▶ _Exercise data_:
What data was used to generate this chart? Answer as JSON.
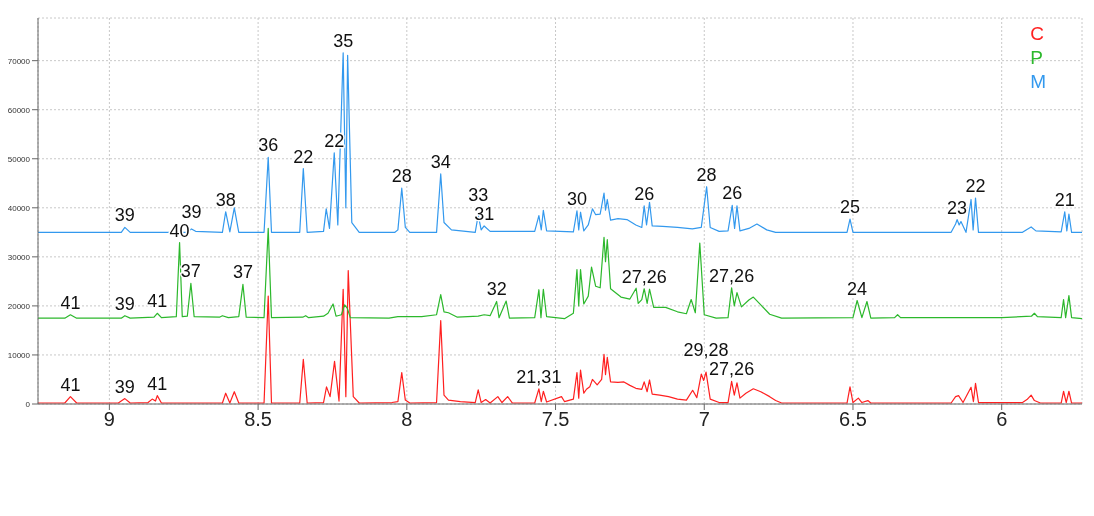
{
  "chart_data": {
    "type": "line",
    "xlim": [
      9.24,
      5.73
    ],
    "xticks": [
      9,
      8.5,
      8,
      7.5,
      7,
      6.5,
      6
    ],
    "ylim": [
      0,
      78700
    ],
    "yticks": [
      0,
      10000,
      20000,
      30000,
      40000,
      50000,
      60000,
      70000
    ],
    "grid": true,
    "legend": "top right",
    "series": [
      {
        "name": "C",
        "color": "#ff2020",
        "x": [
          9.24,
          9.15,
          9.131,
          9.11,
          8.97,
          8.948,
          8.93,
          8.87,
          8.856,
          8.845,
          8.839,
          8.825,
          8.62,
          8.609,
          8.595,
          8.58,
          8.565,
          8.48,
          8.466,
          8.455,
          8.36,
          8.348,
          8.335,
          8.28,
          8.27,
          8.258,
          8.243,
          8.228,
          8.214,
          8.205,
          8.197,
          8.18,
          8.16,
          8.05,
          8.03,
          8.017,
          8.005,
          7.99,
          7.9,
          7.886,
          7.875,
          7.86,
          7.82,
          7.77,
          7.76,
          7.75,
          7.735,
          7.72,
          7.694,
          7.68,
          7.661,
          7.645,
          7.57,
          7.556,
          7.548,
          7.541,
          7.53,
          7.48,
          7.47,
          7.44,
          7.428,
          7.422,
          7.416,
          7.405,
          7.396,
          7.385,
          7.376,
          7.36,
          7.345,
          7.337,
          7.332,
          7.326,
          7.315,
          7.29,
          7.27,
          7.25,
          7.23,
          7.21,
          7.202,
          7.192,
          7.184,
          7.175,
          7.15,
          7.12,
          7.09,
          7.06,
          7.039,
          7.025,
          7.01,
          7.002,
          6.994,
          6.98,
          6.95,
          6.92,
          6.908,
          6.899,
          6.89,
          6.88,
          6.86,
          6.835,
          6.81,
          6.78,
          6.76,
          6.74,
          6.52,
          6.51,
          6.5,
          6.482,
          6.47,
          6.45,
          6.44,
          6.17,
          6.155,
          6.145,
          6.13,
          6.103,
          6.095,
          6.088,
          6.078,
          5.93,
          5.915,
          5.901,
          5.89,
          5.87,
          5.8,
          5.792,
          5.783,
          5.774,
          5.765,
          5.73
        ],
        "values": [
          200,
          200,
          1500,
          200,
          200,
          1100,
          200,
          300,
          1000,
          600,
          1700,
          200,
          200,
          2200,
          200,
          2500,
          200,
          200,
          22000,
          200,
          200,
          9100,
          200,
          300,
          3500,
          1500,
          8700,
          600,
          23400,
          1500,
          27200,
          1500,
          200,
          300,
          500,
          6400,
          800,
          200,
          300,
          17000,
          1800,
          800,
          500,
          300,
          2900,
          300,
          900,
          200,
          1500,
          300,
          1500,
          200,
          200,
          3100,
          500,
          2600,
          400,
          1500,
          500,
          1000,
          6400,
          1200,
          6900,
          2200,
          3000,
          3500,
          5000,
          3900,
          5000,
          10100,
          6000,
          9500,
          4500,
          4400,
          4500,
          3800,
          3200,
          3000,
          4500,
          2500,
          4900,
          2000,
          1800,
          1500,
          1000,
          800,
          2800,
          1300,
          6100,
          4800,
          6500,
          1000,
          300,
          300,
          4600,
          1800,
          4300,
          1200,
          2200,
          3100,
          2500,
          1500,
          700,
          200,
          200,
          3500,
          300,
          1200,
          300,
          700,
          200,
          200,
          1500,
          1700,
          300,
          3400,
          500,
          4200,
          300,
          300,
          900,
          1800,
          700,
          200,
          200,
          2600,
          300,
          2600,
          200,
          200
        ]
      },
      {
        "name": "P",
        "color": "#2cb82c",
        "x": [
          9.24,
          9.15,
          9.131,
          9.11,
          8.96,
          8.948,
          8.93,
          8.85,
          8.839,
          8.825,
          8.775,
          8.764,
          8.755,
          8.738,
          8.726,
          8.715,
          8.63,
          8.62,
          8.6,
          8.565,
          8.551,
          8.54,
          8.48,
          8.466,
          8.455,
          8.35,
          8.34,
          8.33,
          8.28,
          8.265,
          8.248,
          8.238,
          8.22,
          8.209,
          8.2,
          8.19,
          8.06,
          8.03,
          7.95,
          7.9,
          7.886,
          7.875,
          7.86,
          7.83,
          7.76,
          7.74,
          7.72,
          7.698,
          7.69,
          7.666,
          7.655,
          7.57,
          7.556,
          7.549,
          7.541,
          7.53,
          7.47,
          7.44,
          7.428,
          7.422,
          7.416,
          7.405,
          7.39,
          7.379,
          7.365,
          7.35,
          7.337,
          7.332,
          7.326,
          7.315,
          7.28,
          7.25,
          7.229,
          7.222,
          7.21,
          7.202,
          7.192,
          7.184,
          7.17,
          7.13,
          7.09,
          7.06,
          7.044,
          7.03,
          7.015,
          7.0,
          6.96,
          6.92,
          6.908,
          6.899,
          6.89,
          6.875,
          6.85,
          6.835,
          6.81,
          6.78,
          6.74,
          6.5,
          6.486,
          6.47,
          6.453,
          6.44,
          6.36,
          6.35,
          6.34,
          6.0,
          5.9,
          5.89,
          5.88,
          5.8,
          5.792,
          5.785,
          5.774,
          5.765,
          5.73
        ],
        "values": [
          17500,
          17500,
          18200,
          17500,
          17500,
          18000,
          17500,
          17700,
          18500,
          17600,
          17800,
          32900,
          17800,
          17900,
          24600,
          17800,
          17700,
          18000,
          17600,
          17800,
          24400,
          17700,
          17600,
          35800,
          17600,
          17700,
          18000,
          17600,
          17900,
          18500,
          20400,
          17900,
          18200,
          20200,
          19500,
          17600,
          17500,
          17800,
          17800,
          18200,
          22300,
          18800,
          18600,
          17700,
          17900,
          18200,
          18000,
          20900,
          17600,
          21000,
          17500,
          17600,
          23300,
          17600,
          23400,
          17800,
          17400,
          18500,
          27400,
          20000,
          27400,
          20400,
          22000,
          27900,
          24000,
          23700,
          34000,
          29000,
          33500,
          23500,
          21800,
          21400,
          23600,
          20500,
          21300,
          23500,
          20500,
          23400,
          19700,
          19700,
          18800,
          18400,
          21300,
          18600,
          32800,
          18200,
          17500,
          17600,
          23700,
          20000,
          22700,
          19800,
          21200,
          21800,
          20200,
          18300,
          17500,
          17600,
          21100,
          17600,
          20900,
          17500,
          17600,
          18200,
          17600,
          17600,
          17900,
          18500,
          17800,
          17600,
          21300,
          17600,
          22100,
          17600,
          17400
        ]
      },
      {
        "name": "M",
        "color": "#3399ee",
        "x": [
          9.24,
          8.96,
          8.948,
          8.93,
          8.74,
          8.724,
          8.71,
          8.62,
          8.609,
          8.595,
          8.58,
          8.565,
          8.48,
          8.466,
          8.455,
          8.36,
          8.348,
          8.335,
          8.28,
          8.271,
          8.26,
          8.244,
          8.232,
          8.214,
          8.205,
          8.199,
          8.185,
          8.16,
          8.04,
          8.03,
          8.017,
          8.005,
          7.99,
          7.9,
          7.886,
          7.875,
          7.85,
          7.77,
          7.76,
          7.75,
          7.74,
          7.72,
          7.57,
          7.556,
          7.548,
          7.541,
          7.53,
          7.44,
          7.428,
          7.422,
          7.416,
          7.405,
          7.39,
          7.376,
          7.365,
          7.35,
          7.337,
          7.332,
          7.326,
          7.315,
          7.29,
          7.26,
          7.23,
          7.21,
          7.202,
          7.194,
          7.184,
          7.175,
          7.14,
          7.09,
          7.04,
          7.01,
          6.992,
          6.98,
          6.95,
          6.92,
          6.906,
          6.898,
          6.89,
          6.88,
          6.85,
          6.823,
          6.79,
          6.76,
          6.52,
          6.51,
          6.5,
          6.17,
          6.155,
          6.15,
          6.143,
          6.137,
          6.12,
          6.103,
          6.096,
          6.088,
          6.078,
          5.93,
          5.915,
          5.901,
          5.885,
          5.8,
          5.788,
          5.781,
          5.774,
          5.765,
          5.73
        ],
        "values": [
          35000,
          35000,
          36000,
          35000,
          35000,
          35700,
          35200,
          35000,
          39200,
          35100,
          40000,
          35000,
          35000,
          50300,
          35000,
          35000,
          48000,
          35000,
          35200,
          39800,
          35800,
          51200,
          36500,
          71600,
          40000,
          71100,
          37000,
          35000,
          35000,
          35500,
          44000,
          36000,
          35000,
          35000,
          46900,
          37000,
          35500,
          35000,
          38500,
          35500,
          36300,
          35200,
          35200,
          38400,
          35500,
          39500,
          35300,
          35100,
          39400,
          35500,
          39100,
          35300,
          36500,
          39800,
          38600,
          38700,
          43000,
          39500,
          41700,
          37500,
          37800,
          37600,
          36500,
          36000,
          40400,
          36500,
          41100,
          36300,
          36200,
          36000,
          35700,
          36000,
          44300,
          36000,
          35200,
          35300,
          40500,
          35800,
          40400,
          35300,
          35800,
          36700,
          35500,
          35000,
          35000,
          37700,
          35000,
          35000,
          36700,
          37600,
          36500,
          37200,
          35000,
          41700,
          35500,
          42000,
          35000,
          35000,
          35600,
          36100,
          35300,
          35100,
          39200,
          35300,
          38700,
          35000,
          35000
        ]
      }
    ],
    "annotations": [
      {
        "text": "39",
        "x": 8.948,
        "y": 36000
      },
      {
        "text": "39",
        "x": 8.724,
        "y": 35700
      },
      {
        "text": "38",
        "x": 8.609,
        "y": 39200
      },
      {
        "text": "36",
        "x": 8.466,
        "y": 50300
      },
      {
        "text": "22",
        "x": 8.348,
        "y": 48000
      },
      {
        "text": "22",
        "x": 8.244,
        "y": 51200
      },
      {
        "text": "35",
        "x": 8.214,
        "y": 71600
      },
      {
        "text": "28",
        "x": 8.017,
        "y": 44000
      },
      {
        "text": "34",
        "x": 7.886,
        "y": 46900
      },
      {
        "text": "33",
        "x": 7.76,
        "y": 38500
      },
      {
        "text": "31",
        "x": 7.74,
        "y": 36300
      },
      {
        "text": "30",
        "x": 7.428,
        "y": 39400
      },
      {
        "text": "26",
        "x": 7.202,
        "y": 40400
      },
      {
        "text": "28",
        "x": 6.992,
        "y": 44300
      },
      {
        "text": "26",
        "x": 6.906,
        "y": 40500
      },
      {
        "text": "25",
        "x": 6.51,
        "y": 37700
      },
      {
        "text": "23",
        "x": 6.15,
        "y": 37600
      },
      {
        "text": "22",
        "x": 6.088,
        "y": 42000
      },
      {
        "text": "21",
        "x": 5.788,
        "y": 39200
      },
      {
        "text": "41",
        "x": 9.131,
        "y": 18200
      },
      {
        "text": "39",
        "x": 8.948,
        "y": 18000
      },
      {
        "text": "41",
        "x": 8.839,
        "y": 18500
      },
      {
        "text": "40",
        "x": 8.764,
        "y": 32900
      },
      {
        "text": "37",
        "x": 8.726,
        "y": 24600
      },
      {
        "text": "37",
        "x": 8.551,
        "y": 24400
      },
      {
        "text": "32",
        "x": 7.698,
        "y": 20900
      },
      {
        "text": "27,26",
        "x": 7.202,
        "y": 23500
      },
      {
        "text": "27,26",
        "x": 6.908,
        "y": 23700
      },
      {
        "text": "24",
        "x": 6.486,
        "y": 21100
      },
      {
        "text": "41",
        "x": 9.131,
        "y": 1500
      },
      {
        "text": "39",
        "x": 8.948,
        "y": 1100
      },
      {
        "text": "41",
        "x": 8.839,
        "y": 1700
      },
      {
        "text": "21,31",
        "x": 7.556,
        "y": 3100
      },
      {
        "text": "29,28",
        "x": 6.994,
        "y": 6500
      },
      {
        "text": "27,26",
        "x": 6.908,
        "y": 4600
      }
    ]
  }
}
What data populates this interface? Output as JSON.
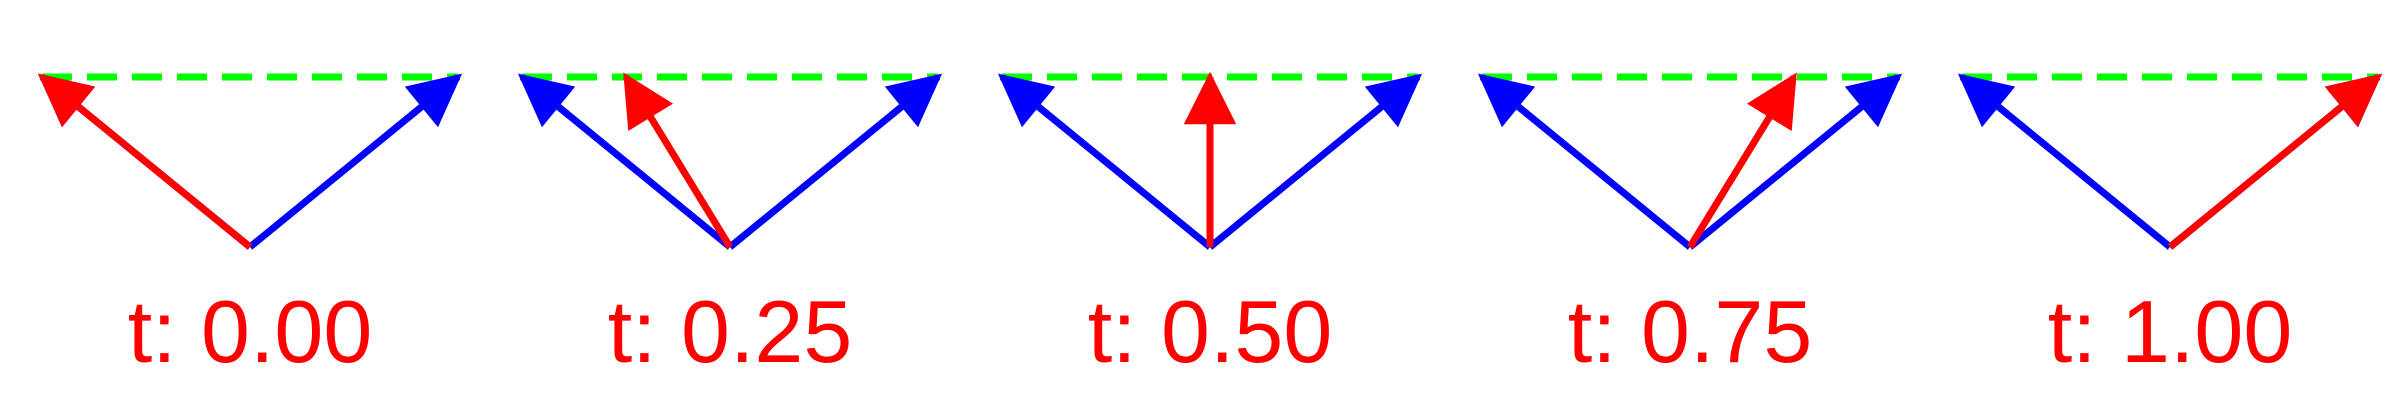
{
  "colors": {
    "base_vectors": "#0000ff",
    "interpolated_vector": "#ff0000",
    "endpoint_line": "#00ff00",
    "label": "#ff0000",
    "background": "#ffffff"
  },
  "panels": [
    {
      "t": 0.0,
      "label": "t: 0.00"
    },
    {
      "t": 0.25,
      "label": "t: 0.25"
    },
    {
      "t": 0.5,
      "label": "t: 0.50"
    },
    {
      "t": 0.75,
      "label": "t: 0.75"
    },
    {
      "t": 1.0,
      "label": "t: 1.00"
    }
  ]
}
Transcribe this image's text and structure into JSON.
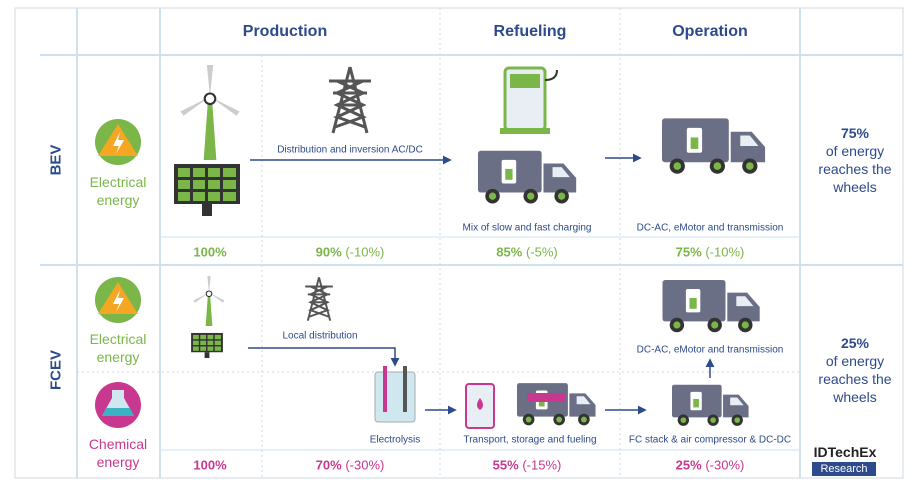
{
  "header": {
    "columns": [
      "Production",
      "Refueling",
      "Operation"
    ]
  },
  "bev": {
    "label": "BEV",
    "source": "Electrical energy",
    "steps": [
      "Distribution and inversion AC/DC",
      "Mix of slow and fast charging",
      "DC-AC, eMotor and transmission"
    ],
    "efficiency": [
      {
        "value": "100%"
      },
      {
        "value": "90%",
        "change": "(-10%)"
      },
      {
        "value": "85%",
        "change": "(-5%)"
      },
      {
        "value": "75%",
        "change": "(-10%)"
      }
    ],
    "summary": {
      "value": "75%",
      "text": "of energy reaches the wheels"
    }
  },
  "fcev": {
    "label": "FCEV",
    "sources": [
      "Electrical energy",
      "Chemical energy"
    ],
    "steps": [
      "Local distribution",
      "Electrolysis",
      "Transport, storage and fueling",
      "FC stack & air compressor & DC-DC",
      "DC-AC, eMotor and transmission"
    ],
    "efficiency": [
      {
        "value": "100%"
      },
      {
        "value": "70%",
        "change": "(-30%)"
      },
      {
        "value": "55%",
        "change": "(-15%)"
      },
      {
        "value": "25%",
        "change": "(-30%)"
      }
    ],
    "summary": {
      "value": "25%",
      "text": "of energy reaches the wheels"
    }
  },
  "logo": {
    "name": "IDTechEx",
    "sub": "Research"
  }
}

▶ _Work required_:
From the records above, how many lines include the word "JSON"? Only the number is wanted.

▶ _Output for this exercise_:
3